[Spatial layout data]

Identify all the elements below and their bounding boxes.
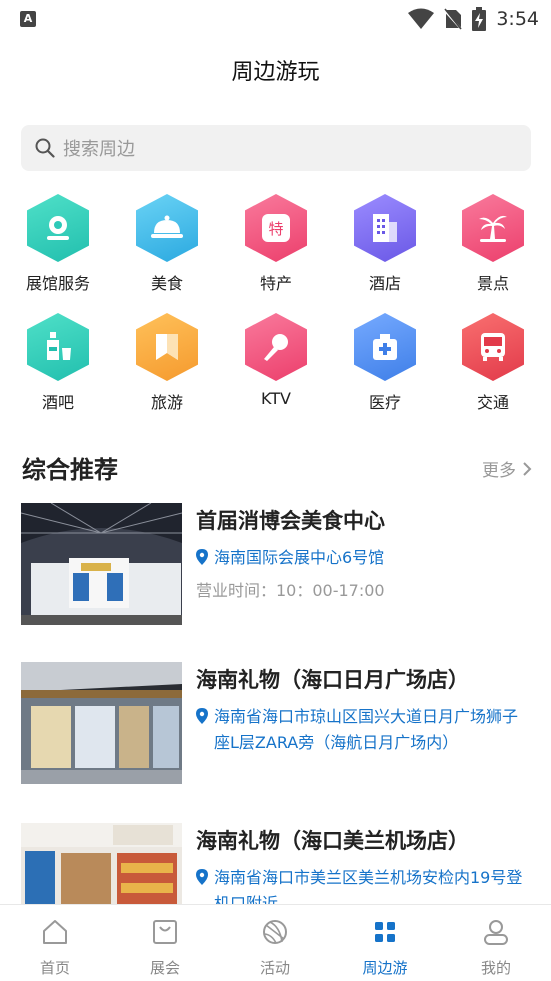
medical-kit-icon — [354, 313, 416, 381]
section-title: 综合推荐 — [22, 456, 118, 484]
listing-address: 海南省海口市琼山区国兴大道日月广场狮子座L层ZARA旁（海航日月广场内） — [196, 704, 531, 756]
listing-info: 海南礼物（海口日月广场店） 海南省海口市琼山区国兴大道日月广场狮子座L层ZARA… — [196, 664, 531, 756]
listing-card[interactable]: 首届消博会美食中心 海南国际会展中心6号馆 营业时间：10：00-17:00 — [21, 503, 531, 627]
location-pin-icon — [196, 869, 208, 885]
more-link[interactable]: 更多 — [482, 456, 532, 481]
status-icons: 3:54 — [408, 6, 539, 32]
category-label: 交通 — [476, 393, 509, 412]
recommend-section-header: 综合推荐 更多 — [22, 450, 532, 486]
tab-label: 展会 — [149, 959, 180, 977]
category-transport[interactable]: 交通 — [438, 313, 548, 413]
category-label: 特产 — [259, 274, 292, 293]
category-food[interactable]: 美食 — [112, 194, 222, 294]
listing-hours: 营业时间：10：00-17:00 — [196, 581, 385, 600]
listing-image — [21, 662, 182, 784]
clock: 3:54 — [496, 8, 539, 30]
listing-image — [21, 503, 182, 625]
hotel-icon — [354, 194, 416, 262]
tab-nearby[interactable]: 周边游 — [330, 905, 440, 981]
bus-icon — [462, 313, 524, 381]
shopping-bag-icon — [153, 920, 177, 944]
chevron-right-icon — [523, 461, 532, 476]
status-bar: A 3:54 — [0, 0, 551, 40]
search-icon — [35, 138, 55, 158]
battery-charging-icon — [472, 7, 487, 31]
category-label: KTV — [261, 389, 291, 408]
location-pin-icon — [196, 708, 208, 724]
microphone-icon — [245, 313, 307, 381]
tab-activities[interactable]: 活动 — [220, 905, 330, 981]
tab-label: 首页 — [39, 959, 70, 977]
category-label: 展馆服务 — [25, 274, 90, 293]
category-hotel[interactable]: 酒店 — [330, 194, 440, 294]
listing-address-text: 海南国际会展中心6号馆 — [214, 548, 385, 567]
grid-icon — [375, 922, 395, 942]
travel-bookmark-icon — [136, 313, 198, 381]
app-notification-icon: A — [20, 11, 36, 27]
category-label: 酒吧 — [41, 393, 74, 412]
palm-tree-icon — [462, 194, 524, 262]
profile-icon — [484, 920, 508, 945]
category-ktv[interactable]: KTV — [221, 313, 331, 408]
search-input[interactable]: 搜索周边 — [21, 125, 531, 171]
food-cloche-icon — [136, 194, 198, 262]
category-medical[interactable]: 医疗 — [330, 313, 440, 413]
category-scenic-spots[interactable]: 景点 — [438, 194, 548, 294]
tab-exhibition[interactable]: 展会 — [110, 905, 220, 981]
category-label: 酒店 — [368, 274, 401, 293]
bottom-tab-bar: 首页 展会 活动 周边游 我的 — [0, 904, 551, 981]
tab-profile[interactable]: 我的 — [441, 905, 551, 981]
no-sim-icon — [444, 8, 463, 30]
home-icon — [43, 920, 67, 944]
location-pin-icon — [196, 549, 208, 565]
listing-name: 首届消博会美食中心 — [196, 509, 385, 533]
category-label: 旅游 — [150, 393, 183, 412]
search-placeholder: 搜索周边 — [63, 139, 135, 160]
tab-home[interactable]: 首页 — [0, 905, 110, 981]
category-specialty[interactable]: 特 特产 — [221, 194, 331, 294]
ball-icon — [263, 920, 287, 944]
tab-label: 活动 — [259, 959, 290, 977]
tab-label: 我的 — [480, 959, 511, 977]
more-label: 更多 — [482, 461, 516, 481]
listing-name: 海南礼物（海口美兰机场店） — [196, 829, 469, 853]
svg-text:特: 特 — [268, 220, 283, 238]
listing-info: 首届消博会美食中心 海南国际会展中心6号馆 营业时间：10：00-17:00 — [196, 505, 531, 601]
category-label: 医疗 — [368, 393, 401, 412]
category-travel[interactable]: 旅游 — [112, 313, 222, 413]
page-title: 周边游玩 — [231, 60, 320, 85]
listing-card[interactable]: 海南礼物（海口日月广场店） 海南省海口市琼山区国兴大道日月广场狮子座L层ZARA… — [21, 662, 531, 786]
category-bar[interactable]: 酒吧 — [3, 313, 113, 413]
listing-address-text: 海南省海口市琼山区国兴大道日月广场狮子座L层ZARA旁（海航日月广场内） — [214, 707, 519, 752]
category-label: 美食 — [150, 274, 183, 293]
bar-drinks-icon — [27, 313, 89, 381]
wifi-icon — [408, 8, 435, 29]
specialty-icon: 特 — [245, 194, 307, 262]
tab-label: 周边游 — [362, 959, 408, 977]
listing-name: 海南礼物（海口日月广场店） — [196, 668, 469, 692]
venue-icon — [27, 194, 89, 262]
listing-address: 海南国际会展中心6号馆 — [196, 545, 531, 571]
category-venue-services[interactable]: 展馆服务 — [3, 194, 113, 294]
category-label: 景点 — [476, 274, 509, 293]
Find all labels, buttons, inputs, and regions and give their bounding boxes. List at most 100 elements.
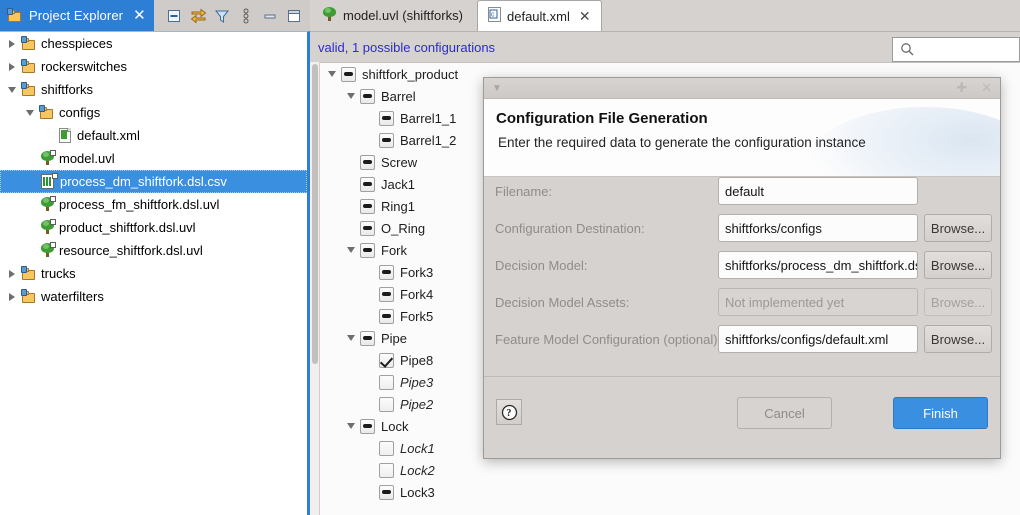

WRITTEN INSTRUCTION:
Recast every line of the material above as a JSON list of strings, with one string for each line and blank lines left out. Leave the pictures out of the answer.

EXERCISE ANSWER:
[
  "Identify all the elements below and their bounding boxes.",
  "medical-kit-icon — [354, 313, 416, 381]",
  "section-title: 综合推荐 — [22, 456, 118, 484]",
  "listing-address: 海南省海口市琼山区国兴大道日月广场狮子座L层ZARA旁（海航日月广场内） — [196, 704, 531, 756]",
  "listing-info: 海南礼物（海口日月广场店） 海南省海口市琼山区国兴大道日月广场狮子座L层ZARA… — [196, 664, 531, 756]",
  "listing-card[interactable]: 首届消博会美食中心 海南国际会展中心6号馆 营业时间：10：00-17:00 — [21, 503, 531, 627]",
  "location-pin-icon — [196, 869, 208, 885]",
  "more-link[interactable]: 更多 — [482, 456, 532, 481]",
  "status-icons: 3:54 — [408, 6, 539, 32]",
  "category-label: 交通 — [476, 393, 509, 412]",
  "recommend-section-header: 综合推荐 更多 — [22, 450, 532, 486]",
  "tab-label: 展会 — [149, 959, 180, 977]",
  "category-transport[interactable]: 交通 — [438, 313, 548, 413]",
  "category-label: 特产 — [259, 274, 292, 293]",
  "category-food[interactable]: 美食 — [112, 194, 222, 294]",
  "listing-hours: 营业时间：10：00-17:00 — [196, 581, 385, 600]",
  "listing-image — [21, 662, 182, 784]",
  "clock: 3:54 — [496, 8, 539, 30]",
  "listing-image — [21, 503, 182, 625]",
  "hotel-icon — [354, 194, 416, 262]",
  "tab-nearby[interactable]: 周边游 — [330, 905, 440, 981]",
  "bus-icon — [462, 313, 524, 381]",
  "shopping-bag-icon — [153, 920, 177, 944]",
  "chevron-right-icon — [523, 461, 532, 476]",
  "status-bar: A 3:54 — [0, 0, 551, 40]",
  "search-icon — [35, 138, 55, 158]",
  "battery-charging-icon — [472, 7, 487, 31]",
  "category-label: KTV — [261, 389, 291, 408]",
  "location-pin-icon — [196, 708, 208, 724]",
  "microphone-icon — [245, 313, 307, 381]",
  "tab-activities[interactable]: 活动 — [220, 905, 330, 981]",
  "tab-label: 首页 — [39, 959, 70, 977]",
  "category-label: 展馆服务 — [25, 274, 90, 293]",
  "category-hotel[interactable]: 酒店 — [330, 194, 440, 294]",
  "listing-address-text: 海南国际会展中心6号馆 — [214, 548, 385, 567]",
  "grid-icon — [375, 922, 395, 942]",
  "travel-bookmark-icon — [136, 313, 198, 381]",
  "app-notification-icon: A — [20, 11, 36, 27]",
  "category-label: 酒吧 — [41, 393, 74, 412]",
  "palm-tree-icon — [462, 194, 524, 262]",
  "profile-icon — [484, 920, 508, 945]",
  "category-ktv[interactable]: KTV — [221, 313, 331, 408]",
  "search-input[interactable]: 搜索周边 — [21, 125, 531, 171]",
  "food-cloche-icon — [136, 194, 198, 262]",
  "category-medical[interactable]: 医疗 — [330, 313, 440, 413]",
  "category-scenic-spots[interactable]: 景点 — [438, 194, 548, 294]",
  "tab-exhibition[interactable]: 展会 — [110, 905, 220, 981]",
  "category-label: 酒店 — [368, 274, 401, 293]",
  "bottom-tab-bar: 首页 展会 活动 周边游 我的 — [0, 904, 551, 981]",
  "tab-profile[interactable]: 我的 — [441, 905, 551, 981]",
  "no-sim-icon — [444, 8, 463, 30]",
  "home-icon — [43, 920, 67, 944]",
  "location-pin-icon — [196, 549, 208, 565]",
  "listing-name: 首届消博会美食中心 — [196, 509, 385, 533]",
  "category-label: 旅游 — [150, 393, 183, 412]",
  "search-placeholder: 搜索周边 — [63, 139, 135, 160]",
  "tab-home[interactable]: 首页 — [0, 905, 110, 981]",
  "category-specialty[interactable]: 特 特产 — [221, 194, 331, 294]",
  "ball-icon — [263, 920, 287, 944]",
  "tab-label: 活动 — [259, 959, 290, 977]",
  "tab-label: 我的 — [480, 959, 511, 977]",
  "more-label: 更多 — [482, 461, 516, 481]",
  "listing-name: 海南礼物（海口美兰机场店） — [196, 829, 469, 853]",
  "svg-text:特: 特 — [268, 220, 283, 238]",
  "listing-info: 首届消博会美食中心 海南国际会展中心6号馆 营业时间：10：00-17:00 — [196, 505, 531, 601]",
  "category-label: 医疗 — [368, 393, 401, 412]",
  "category-travel[interactable]: 旅游 — [112, 313, 222, 413]",
  "page-title: 周边游玩 — [231, 60, 320, 85]",
  "listing-card[interactable]: 海南礼物（海口日月广场店） 海南省海口市琼山区国兴大道日月广场狮子座L层ZARA… — [21, 662, 531, 786]",
  "category-bar[interactable]: 酒吧 — [3, 313, 113, 413]",
  "listing-address-text: 海南省海口市琼山区国兴大道日月广场狮子座L层ZARA旁（海航日月广场内） — [214, 707, 519, 752]",
  "category-label: 美食 — [150, 274, 183, 293]",
  "bar-drinks-icon — [27, 313, 89, 381]",
  "wifi-icon — [408, 8, 435, 29]",
  "specialty-icon: 特 — [245, 194, 307, 262]",
  "tab-label: 周边游 — [362, 959, 408, 977]",
  "listing-name: 海南礼物（海口日月广场店） — [196, 668, 469, 692]",
  "venue-icon — [27, 194, 89, 262]",
  "listing-address: 海南国际会展中心6号馆 — [196, 545, 531, 571]",
  "category-venue-services[interactable]: 展馆服务 — [3, 194, 113, 294]",
  "category-label: 景点 — [476, 274, 509, 293]",
  "Find all labels, buttons, inputs, and regions and give their bounding boxes. List at most 100 elements."
]